▶ **Exercise objective**:
Locate every line in the material below that has the word "JSON". Copy each of those lines.

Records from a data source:
--------------------------------

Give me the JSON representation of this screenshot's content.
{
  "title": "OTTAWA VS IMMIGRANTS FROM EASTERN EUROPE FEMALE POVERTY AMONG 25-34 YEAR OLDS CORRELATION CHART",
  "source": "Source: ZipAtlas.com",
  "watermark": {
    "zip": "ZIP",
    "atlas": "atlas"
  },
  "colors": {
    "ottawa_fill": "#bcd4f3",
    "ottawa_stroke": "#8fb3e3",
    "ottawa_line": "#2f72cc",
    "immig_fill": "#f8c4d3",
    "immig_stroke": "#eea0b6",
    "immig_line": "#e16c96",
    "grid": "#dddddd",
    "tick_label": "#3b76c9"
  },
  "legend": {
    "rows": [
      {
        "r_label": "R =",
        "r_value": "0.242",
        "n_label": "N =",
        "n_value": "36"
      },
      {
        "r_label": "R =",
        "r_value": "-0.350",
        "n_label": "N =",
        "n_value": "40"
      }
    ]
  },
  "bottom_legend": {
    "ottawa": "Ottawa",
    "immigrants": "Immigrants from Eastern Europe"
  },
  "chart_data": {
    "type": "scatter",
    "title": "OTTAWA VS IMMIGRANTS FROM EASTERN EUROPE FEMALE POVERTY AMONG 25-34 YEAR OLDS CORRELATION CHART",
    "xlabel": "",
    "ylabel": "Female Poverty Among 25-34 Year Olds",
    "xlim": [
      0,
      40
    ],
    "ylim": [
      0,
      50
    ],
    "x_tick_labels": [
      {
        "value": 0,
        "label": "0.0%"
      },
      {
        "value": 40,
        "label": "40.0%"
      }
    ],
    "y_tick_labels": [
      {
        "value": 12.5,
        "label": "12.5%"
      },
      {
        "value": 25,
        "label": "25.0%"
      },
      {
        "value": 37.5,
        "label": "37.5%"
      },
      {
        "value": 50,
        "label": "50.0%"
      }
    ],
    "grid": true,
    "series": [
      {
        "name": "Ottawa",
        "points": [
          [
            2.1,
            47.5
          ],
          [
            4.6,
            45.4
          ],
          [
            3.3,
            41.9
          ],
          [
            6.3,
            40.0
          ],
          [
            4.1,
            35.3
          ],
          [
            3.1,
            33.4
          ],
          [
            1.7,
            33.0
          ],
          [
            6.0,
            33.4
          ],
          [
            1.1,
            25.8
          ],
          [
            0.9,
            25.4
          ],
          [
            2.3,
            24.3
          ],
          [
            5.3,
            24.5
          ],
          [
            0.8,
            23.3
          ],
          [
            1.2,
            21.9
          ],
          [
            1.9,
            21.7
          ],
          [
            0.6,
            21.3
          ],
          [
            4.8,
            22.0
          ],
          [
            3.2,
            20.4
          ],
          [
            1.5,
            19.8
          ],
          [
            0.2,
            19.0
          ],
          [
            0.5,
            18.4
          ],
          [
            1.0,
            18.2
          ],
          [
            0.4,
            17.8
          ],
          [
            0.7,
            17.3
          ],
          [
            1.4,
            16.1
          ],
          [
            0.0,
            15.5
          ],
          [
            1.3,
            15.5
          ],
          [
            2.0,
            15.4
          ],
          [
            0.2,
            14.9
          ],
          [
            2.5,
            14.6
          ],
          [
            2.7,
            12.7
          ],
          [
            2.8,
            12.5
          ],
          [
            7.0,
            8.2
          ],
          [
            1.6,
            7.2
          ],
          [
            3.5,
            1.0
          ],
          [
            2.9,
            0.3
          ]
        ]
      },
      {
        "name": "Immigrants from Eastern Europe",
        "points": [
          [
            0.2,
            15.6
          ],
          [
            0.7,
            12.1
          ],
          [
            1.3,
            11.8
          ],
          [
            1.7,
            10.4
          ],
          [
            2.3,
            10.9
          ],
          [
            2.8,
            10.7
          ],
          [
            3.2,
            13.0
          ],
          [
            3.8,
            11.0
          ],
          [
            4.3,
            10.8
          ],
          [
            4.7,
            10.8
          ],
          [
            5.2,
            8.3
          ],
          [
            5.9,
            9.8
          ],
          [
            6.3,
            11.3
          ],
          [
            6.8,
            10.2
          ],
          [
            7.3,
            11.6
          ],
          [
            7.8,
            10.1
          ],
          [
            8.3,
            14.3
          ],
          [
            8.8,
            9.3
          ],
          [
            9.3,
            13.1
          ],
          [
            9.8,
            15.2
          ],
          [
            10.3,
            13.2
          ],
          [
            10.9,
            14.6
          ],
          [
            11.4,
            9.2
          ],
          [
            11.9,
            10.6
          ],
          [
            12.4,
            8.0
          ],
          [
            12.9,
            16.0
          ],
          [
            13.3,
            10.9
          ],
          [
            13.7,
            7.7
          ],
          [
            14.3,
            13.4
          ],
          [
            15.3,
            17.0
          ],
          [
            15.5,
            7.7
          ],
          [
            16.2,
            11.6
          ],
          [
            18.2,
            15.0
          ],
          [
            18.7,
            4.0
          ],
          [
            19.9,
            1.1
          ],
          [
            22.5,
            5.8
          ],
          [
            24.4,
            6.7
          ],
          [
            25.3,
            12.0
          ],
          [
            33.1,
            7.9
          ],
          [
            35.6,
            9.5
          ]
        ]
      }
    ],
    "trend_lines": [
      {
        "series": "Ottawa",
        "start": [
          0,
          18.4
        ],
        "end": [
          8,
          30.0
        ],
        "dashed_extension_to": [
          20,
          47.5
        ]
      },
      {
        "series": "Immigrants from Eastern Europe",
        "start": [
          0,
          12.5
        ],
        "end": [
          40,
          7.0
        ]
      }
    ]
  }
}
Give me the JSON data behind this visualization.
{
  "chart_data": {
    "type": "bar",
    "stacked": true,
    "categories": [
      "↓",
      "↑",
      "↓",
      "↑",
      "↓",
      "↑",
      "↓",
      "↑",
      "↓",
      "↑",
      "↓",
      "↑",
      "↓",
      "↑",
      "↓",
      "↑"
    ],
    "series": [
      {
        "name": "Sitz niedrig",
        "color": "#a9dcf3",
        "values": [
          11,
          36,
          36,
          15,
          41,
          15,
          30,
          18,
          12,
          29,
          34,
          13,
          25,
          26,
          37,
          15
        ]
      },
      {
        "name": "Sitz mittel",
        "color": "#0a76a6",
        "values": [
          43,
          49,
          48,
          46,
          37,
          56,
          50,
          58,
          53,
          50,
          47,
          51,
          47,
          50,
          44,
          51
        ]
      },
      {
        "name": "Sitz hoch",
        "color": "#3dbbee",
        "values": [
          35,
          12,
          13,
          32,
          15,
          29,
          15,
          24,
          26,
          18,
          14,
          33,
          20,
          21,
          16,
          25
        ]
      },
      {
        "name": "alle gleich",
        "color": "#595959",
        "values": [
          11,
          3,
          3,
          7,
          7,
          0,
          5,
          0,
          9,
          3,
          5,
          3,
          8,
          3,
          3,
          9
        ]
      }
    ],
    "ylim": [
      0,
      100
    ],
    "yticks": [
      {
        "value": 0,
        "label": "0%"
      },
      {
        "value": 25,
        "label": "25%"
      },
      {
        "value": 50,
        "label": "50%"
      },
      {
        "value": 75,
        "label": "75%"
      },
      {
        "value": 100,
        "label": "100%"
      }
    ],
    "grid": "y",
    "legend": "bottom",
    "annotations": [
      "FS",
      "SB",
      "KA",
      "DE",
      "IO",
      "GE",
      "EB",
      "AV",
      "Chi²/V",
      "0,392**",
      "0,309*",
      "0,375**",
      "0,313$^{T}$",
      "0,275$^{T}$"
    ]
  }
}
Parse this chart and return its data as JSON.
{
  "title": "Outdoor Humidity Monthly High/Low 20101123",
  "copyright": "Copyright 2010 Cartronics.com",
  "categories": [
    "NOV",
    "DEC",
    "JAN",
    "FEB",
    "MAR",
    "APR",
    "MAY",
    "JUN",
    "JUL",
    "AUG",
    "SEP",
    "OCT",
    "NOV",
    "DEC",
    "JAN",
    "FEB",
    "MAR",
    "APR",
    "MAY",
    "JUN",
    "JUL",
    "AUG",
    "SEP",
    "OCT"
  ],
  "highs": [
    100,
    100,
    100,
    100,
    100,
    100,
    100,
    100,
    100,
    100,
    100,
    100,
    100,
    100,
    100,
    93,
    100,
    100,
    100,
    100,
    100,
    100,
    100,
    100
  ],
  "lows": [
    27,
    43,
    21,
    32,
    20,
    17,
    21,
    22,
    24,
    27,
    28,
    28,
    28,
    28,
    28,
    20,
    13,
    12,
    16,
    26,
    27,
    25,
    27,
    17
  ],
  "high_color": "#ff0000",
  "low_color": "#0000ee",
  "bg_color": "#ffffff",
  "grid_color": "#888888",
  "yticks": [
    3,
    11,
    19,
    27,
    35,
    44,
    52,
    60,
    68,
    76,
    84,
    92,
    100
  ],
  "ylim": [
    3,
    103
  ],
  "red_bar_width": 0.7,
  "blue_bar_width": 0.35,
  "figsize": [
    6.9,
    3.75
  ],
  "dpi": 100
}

--------------------------------

▶ **Problem solution**:
Give me the JSON representation of this screenshot's content.
Give me the JSON data behind this visualization.
Parse this chart and return its data as JSON.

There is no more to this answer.